▶ **The request**
Gather every line in the records below that contains the word "Compounds".

──────

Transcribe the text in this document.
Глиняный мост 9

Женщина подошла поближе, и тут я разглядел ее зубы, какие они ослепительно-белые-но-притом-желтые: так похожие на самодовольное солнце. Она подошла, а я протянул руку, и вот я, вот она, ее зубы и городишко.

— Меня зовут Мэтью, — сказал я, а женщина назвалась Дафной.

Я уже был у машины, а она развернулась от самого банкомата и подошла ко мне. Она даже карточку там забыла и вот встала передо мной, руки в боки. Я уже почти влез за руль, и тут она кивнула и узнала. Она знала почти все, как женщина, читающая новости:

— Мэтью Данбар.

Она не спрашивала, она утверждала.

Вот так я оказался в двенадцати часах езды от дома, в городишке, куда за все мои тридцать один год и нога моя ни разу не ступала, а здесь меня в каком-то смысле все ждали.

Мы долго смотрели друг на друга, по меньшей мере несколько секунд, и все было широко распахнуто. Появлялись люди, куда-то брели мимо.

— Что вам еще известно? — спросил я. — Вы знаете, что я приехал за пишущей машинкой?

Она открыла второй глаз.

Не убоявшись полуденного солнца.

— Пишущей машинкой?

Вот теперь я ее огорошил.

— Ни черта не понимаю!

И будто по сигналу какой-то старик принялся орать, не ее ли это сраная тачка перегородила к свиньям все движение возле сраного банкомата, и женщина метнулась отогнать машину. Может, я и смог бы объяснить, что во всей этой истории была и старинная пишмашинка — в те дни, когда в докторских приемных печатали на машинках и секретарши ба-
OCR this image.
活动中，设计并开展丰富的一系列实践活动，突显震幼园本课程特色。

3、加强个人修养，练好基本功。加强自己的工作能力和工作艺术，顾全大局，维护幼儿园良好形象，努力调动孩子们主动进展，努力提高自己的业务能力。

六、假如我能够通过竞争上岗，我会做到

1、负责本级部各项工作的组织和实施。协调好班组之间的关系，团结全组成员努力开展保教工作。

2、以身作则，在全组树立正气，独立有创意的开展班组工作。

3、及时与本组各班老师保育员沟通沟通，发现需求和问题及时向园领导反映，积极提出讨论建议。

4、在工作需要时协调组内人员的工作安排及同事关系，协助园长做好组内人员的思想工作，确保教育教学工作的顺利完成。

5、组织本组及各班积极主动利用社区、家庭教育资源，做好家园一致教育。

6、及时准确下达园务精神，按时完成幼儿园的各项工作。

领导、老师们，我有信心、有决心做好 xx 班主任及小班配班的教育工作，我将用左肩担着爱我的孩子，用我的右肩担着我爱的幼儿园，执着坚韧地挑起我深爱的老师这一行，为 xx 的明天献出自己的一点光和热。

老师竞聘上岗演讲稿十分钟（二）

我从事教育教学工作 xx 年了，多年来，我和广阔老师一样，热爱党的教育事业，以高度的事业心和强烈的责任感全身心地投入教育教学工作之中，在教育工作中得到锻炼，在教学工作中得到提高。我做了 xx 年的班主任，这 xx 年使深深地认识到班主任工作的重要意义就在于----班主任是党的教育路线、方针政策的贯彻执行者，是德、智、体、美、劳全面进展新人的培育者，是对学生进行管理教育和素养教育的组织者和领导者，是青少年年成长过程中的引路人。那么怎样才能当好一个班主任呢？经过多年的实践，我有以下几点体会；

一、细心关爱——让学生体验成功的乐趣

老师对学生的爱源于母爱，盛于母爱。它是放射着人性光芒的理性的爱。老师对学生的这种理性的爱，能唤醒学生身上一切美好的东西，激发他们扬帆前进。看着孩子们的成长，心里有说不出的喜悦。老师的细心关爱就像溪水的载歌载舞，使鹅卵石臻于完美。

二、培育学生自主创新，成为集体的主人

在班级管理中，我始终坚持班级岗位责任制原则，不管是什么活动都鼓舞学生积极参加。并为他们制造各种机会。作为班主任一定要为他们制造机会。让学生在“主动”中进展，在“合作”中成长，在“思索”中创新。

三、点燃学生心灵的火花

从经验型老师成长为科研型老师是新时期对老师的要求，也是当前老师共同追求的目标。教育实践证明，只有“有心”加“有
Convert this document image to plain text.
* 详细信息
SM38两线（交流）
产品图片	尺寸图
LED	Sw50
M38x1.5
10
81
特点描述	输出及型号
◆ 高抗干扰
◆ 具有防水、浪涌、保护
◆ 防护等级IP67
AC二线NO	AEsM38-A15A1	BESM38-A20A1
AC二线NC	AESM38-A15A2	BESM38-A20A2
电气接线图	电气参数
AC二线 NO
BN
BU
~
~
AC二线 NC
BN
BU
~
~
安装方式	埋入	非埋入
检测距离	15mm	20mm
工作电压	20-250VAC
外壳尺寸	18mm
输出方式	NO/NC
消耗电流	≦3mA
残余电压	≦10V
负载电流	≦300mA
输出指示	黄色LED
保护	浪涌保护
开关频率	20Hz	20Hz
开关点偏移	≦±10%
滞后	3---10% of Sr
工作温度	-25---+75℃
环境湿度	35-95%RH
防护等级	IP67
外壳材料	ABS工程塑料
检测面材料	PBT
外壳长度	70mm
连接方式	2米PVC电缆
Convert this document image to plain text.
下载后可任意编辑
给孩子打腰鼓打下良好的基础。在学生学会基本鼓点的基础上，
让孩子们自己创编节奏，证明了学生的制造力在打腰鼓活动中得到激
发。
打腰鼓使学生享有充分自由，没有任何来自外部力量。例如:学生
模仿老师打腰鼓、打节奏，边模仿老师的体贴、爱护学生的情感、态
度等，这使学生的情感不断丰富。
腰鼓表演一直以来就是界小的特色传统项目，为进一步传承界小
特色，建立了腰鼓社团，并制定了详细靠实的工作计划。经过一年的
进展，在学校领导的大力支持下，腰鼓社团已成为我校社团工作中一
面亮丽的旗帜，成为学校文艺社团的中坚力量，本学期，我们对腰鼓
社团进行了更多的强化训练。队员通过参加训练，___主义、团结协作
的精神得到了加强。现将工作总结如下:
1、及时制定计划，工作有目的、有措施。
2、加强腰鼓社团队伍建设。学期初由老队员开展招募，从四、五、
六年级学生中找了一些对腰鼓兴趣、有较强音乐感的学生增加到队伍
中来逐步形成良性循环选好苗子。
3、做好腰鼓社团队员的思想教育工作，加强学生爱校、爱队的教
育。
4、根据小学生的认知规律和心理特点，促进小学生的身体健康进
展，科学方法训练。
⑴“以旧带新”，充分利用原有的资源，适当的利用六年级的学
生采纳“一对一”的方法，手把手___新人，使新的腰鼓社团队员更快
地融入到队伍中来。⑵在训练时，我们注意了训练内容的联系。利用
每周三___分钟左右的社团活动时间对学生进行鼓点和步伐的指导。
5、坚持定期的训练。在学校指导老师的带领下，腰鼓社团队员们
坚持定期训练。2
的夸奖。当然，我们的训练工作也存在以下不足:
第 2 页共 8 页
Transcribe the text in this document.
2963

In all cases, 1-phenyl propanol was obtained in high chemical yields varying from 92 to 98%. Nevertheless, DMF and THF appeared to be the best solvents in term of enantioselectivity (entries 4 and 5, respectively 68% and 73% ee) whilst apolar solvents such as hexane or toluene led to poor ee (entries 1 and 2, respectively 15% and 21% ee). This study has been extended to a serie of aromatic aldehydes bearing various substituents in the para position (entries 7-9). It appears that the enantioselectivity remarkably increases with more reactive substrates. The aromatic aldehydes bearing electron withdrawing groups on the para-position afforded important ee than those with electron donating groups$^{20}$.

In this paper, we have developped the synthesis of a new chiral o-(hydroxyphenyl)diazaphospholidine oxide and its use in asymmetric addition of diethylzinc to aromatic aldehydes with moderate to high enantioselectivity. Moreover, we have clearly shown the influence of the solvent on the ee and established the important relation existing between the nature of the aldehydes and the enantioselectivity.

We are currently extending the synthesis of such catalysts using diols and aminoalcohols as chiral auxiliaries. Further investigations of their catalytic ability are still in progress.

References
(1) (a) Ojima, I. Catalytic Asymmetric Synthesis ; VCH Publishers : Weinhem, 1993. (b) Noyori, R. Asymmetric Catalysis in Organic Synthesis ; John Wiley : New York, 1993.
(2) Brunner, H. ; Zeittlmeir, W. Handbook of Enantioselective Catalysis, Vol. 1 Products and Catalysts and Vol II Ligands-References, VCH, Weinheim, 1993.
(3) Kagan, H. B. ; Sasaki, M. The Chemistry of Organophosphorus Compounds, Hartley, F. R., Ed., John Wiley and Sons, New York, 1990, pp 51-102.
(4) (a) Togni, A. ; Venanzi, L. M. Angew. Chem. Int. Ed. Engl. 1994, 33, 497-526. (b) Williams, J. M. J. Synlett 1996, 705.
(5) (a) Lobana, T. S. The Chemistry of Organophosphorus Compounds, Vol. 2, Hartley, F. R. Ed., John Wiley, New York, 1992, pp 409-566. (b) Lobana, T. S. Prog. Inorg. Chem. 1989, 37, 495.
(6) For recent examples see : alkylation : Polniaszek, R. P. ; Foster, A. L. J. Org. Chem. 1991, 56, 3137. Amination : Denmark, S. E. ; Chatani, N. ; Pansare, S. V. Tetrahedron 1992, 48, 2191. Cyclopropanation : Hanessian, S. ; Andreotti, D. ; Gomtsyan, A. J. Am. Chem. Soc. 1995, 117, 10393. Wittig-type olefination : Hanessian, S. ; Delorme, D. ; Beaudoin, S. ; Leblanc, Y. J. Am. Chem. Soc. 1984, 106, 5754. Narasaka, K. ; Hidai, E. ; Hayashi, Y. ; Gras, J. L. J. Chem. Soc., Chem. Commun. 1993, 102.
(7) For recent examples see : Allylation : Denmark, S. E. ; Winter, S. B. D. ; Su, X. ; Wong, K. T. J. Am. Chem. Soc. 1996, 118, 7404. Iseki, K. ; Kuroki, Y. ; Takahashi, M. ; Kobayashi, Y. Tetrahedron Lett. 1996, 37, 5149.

──────

▶ **Result for this task**
(3) Kagan, H. B. ; Sasaki, M. The Chemistry of Organophosphorus Compounds, Hartley, F. R., Ed., John Wiley and Sons, New York, 1990, pp 51-102.
(5) (a) Lobana, T. S. The Chemistry of Organophosphorus Compounds, Vol. 2, Hartley, F. R. Ed., John Wiley, New York, 1992, pp 409-566. (b) Lobana, T. S. Prog. Inorg. Chem. 1989, 37, 495.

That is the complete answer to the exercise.